→ **Passage given**
You just got an ecoinvent license. Now what?

XML supply chain madness

Note: This is part one of a series on working with ecoinvent. Next week will be matrix construction and LCA calculations. All code given here is also available as a Jupyter notebook.

Working the the ecoinvent ecospold2 files isn't easy. This is a step by step guide to using this data. You must have an ecoinvent license to do the steps listed here.

Setting up the data processing environment

First, let's create a new virtual environment. The exact command will depend on your operating system, and you will need to install Python. My virtual environments are stored in the directory virtualenvs, but this can be changed to suit your guidelines or preferences.

python -m venv virtualenvs/ecoinvent

Next, we need to activate that environment. This command also varies by operating system. We can also install some helper libraries, and especially ecoinvent_interface:

source virtualenvs/ecoinvent/bin/activate
pip install pyecospold ecoinvent_interface pandas openpyxl tqdm

You might also want to install ipython or jupyter, or set up your code editor or IDE to point to this virtual environment.

Downloading some data

In whatever Python interpreter you prefer, you can now download an ecoinvent release. Let's use APOS and 3.7.1 (picked at random):

import ecoinvent_interface as ei
settings = ei.Settings(username="XXX", password="XXX")
release = ei.EcoinventRelease(settings)
release.list_versions()
release.list_system_models('3.7.1')
RELEASE_PATH = release.get_release(
    version='3.7.1',
    system_model='apos',
    release_type=ei.ReleaseType.ecospold
)

The are different packages for each release. We are downloading ReleaseType.ecospold, which is the set of unit process datasets - we want to do our own LCI and LCIA calculations.

Speaking of LCIA, we also need the file with impact categories and characterization methods:

release.list_extra_files('3.7.1')
LCIA_PATH = release.get_extra(version='3.7.1', filename='ecoinvent 3.7.1_LCIA_implementation.7z')

LCA as a graph

The fundamental model in life cycle assessment is a graph with nodes and edges. We have three types of nodes: processes, products (both goods and services), and ecosphere flows [1].

Processes produce and consume products. Processes don't exist in the database by accident - each one was consciously chosen, and that choice is normally because of the production or consumption of a specific product. We call this specific product the reference product of the process. Reference products are normally produced, but can also be consumed. For example, a waste treatment process could consume waste as its reference product.

Some processes might be multifunctional - i.e. they have more than one functional product. Multifunctionality can be handled in different ways, and is outside the scope of this document. We are working with ecoinvent releases, where process is associated with one reference product, regardless of how many functional products were given in the original dataset before the system model was applied. It's important that we have the same number of processes as products in order to construct a square and non-singular technosphere matrix.

→ **Actions to take**
[A] According to the ecoinvent guide, what are the three types of nodes in the graph model of life cycle assessment?
[B] Pick up the ecoinvent guide after its final sentence and write the next part in the same voice.

→ **Material provided**
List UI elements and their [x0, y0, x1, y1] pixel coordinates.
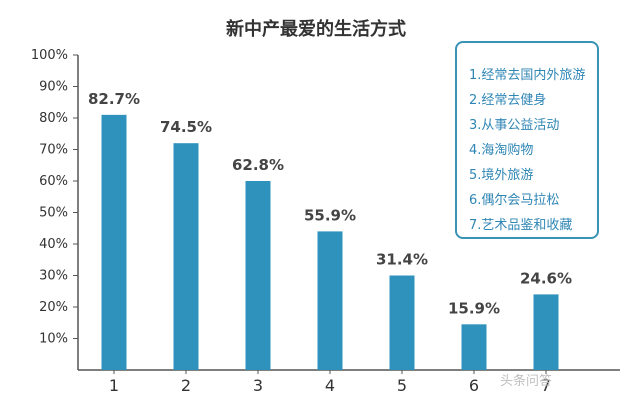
data-label: 74.5%: [160, 118, 212, 136]
x-tick-label: 5: [397, 376, 407, 395]
y-tick-label: 20%: [39, 300, 68, 315]
bars: [101, 114, 559, 370]
legend-item: 3.从事公益活动: [469, 118, 560, 133]
data-label: 24.6%: [520, 269, 572, 287]
x-tick-label: 1: [109, 376, 119, 395]
data-label: 55.9%: [304, 206, 356, 224]
legend-item: 6.偶尔会马拉松: [469, 193, 560, 208]
bar: [245, 181, 271, 370]
chart-title: 新中产最爱的生活方式: [226, 18, 406, 40]
watermark: 头条问答: [500, 374, 553, 389]
y-axis-ticks: 10% 20% 30% 40% 50% 60% 70% 80% 90% 100%: [31, 48, 78, 347]
x-tick-label: 4: [325, 376, 335, 395]
bar: [461, 324, 487, 370]
x-axis-ticks: 1 2 3 4 5 6 7: [109, 370, 551, 395]
y-tick-label: 80%: [39, 111, 68, 126]
data-label: 15.9%: [448, 299, 500, 317]
y-tick-label: 60%: [39, 174, 68, 189]
x-tick-label: 2: [181, 376, 191, 395]
bar: [533, 294, 559, 370]
data-label: 31.4%: [376, 251, 428, 269]
y-tick-label: 10%: [39, 332, 68, 347]
data-labels: 82.7% 74.5% 62.8% 55.9% 31.4% 15.9% 24.6%: [88, 90, 572, 317]
bar: [317, 231, 343, 370]
y-tick-label: 90%: [39, 80, 68, 95]
y-tick-label: 100%: [31, 48, 68, 63]
data-label: 82.7%: [88, 90, 140, 108]
legend-item: 1.经常去国内外旅游: [469, 68, 586, 83]
x-tick-label: 7: [541, 376, 551, 395]
x-tick-label: 3: [253, 376, 263, 395]
y-tick-label: 70%: [39, 143, 68, 158]
x-tick-label: 6: [469, 376, 479, 395]
bar: [101, 114, 127, 370]
y-tick-label: 30%: [39, 269, 68, 284]
legend-item: 7.艺术品鉴和收藏: [469, 218, 573, 233]
data-label: 62.8%: [232, 156, 284, 174]
y-tick-label: 40%: [39, 237, 68, 252]
y-tick-label: 50%: [39, 206, 68, 221]
legend-item: 2.经常去健身: [469, 93, 547, 108]
legend-item: 4.海淘购物: [469, 143, 534, 158]
legend-item: 5.境外旅游: [469, 168, 534, 183]
bar: [389, 275, 415, 370]
bar: [173, 143, 199, 370]
legend: 1.经常去国内外旅游 2.经常去健身 3.从事公益活动 4.海淘购物 5.境外旅…: [455, 41, 599, 239]
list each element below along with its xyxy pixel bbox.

→ **Written responses**
[A] Processes, products (both goods and services), and ecosphere flows.

[B]
Edges connect nodes. Nodes have a lot of metadata about the processes, products, and ecosphere flows they represent, but our directed edges only need the source and target nodes and the amount [2]. Brightway also gives edges a type, but the type can be inferred from the source and target nodes:

  • consumption: A product node as source, a process node as target
  • production: A process node as source, a product as target
  • ecosphere: A process node and an ecosphere flow node, in either direction

Here is an example of a simple supply chain graph:

production

How does ecoinvent provide information about nodes? It stores some information in the MasterData subdirectory. The three node types are in three different files.

Processes: ActivityIndex.xml

Here is an example element from ActivityIndex.xml:

<activityIndexEntry
    id="f7e93a25-56e4-4268-a603-3bfd57c79eff"
    activityNameId="c2d58788-238b-464b-89c5-6b075d323033"
    geographyId="34dbbff8-88ce-11de-ad60-0019e336be3a"
    startDate="1981-01-01" endDate="2005-12-31"
    specialActivityType="0"
    systemModelId="8b738ea0-f89e-4627-8679-433616064e82"
/>

This isn't all that helpful - we also need to parse the activity names and geographies. We know the system model already, as we downloaded the apos release. We can get a dictionary mapping activity uuids with the following code:

from lxml import objectify

NS = "{http://www.EcoInvent.org/EcoSpold02}"

ACTIVITIES_FP = RELEASE_PATH / "MasterData" / "ActivityIndex.xml"
GEOGRAPHIES_FP = RELEASE_PATH / "MasterData" / "Geographies.xml"
ACTIVITY_NAME_FP = RELEASE_PATH / "MasterData" / "ActivityNames.xml"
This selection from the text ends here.